_What you need to do_: Every line below that holds the string "loss" should be copied out.

··· Material provided ···

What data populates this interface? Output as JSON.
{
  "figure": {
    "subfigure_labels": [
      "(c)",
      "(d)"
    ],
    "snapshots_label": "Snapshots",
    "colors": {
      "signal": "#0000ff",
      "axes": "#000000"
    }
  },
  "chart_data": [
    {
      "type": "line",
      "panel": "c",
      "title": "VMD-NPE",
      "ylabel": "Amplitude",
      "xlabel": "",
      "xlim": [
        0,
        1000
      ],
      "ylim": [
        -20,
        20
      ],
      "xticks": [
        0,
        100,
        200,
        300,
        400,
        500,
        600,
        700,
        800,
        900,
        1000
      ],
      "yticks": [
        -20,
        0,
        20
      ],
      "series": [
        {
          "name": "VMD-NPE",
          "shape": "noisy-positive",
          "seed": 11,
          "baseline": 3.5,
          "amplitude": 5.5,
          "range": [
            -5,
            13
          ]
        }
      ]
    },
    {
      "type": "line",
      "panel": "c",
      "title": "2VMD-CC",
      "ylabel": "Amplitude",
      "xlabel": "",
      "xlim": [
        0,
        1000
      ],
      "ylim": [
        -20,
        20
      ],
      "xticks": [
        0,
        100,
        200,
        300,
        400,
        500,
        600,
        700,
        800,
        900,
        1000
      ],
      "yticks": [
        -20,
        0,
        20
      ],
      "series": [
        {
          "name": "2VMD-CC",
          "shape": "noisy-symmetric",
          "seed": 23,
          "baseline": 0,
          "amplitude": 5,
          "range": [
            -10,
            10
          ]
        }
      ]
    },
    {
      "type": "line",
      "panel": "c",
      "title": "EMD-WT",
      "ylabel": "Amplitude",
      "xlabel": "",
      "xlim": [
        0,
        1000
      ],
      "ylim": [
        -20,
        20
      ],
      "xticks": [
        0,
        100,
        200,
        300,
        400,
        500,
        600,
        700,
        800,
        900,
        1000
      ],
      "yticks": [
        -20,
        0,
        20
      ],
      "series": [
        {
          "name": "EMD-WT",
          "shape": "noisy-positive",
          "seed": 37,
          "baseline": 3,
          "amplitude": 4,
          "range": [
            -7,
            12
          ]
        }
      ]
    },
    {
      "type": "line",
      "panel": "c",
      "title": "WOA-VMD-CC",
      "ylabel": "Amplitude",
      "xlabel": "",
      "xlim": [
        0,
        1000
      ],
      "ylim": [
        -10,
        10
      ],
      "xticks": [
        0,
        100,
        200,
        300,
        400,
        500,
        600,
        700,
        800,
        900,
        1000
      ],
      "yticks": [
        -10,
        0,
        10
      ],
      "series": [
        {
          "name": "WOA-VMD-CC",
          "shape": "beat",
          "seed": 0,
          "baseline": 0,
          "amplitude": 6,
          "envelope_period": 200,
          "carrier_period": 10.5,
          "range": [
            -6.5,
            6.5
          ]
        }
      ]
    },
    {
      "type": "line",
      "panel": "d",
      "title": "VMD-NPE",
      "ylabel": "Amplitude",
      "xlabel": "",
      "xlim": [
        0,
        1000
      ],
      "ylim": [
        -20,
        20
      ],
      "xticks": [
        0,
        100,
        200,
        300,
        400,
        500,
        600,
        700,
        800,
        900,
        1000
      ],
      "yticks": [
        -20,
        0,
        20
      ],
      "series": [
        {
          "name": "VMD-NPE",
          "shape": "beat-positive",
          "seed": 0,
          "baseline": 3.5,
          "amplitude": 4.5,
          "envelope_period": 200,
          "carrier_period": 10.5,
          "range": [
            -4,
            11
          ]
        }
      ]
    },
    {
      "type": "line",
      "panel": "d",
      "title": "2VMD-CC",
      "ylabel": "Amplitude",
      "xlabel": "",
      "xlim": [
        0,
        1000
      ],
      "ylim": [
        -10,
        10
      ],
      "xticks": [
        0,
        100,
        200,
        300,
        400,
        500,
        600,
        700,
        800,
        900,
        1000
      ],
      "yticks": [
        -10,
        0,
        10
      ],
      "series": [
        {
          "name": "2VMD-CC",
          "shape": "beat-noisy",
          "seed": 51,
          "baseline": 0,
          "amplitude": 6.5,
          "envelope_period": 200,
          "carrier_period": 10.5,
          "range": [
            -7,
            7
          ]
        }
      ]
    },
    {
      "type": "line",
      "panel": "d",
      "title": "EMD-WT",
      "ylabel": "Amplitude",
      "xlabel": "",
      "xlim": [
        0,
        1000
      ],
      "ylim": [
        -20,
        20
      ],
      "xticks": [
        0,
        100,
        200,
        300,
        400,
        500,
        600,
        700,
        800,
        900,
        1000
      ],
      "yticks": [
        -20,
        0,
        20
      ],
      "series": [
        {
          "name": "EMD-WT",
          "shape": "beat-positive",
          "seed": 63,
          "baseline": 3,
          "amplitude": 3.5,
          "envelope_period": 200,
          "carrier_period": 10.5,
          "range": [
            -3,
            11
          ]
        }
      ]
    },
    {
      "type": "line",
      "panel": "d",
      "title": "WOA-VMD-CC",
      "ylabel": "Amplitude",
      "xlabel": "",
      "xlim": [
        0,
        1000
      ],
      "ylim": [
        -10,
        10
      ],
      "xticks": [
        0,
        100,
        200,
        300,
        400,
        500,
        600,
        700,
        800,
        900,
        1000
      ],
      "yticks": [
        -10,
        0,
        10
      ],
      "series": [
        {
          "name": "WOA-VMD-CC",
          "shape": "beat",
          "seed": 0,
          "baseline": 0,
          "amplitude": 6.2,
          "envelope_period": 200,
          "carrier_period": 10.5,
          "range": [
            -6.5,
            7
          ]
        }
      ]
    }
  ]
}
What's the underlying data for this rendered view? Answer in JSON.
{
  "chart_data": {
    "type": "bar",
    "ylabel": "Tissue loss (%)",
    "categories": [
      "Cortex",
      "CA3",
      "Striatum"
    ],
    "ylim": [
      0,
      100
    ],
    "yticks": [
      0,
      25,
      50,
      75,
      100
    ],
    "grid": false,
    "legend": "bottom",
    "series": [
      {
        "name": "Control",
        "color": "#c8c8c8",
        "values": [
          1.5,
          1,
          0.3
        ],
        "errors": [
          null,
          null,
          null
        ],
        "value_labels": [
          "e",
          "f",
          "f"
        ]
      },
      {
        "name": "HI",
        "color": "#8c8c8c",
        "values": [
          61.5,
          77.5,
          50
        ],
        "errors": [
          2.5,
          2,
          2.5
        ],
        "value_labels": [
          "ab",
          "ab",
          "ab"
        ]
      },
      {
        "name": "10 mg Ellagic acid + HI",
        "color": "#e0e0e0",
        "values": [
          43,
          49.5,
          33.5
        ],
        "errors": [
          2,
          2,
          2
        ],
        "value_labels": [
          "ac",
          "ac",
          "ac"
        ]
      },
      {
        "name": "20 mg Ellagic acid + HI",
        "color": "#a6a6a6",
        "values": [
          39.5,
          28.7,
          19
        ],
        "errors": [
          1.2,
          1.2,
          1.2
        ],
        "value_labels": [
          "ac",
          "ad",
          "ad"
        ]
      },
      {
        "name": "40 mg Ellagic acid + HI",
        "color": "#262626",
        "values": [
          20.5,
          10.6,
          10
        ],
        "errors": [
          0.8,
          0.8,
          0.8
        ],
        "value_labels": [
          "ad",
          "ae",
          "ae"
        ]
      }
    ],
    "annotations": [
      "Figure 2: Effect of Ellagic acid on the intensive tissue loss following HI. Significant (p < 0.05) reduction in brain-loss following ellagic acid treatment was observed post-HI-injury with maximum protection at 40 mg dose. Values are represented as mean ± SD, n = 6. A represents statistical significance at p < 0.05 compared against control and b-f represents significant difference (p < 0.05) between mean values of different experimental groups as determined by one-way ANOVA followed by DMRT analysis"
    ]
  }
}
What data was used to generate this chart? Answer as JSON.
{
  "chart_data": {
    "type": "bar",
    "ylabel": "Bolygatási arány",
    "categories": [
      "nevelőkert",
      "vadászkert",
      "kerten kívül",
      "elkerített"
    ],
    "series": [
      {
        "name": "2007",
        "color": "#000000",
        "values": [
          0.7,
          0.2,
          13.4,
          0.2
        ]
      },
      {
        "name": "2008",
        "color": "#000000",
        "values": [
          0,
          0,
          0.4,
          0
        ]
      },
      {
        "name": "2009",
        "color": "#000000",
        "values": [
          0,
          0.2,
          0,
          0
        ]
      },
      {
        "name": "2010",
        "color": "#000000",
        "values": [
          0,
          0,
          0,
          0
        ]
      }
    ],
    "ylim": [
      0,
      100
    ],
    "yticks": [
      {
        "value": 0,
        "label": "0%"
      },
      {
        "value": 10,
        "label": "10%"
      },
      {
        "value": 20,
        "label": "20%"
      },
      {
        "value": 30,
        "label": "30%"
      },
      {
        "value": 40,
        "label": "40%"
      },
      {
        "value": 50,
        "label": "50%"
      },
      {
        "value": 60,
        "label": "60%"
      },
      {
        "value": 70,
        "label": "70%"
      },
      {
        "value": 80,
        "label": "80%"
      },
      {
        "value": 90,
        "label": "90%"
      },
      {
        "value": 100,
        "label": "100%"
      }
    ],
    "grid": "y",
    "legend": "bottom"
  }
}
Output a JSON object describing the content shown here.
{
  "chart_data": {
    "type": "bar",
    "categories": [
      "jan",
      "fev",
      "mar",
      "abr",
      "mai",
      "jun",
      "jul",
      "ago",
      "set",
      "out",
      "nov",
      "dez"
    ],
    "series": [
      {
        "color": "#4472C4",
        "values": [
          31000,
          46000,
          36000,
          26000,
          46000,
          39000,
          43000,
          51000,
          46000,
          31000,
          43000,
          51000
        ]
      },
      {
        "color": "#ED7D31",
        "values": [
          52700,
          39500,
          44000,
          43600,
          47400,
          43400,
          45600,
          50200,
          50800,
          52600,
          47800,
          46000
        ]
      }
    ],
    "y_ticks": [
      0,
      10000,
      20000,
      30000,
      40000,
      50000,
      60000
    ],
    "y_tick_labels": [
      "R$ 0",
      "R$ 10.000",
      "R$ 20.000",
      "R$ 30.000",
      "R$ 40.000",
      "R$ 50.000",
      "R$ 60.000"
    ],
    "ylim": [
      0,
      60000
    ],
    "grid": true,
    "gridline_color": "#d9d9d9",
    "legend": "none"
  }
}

···

_Finished exercise_:
    "ylabel": "Tissue loss (%)",
      "Figure 2: Effect of Ellagic acid on the intensive tissue loss following HI. Significant (p < 0.05) reduction in brain-loss following ellagic acid treatment was observed post-HI-injury with maximum protection at 40 mg dose. Values are represented as mean ± SD, n = 6. A represents statistical significance at p < 0.05 compared against control and b-f represents significant difference (p < 0.05) between mean values of different experimental groups as determined by one-way ANOVA followed by DMRT analysis"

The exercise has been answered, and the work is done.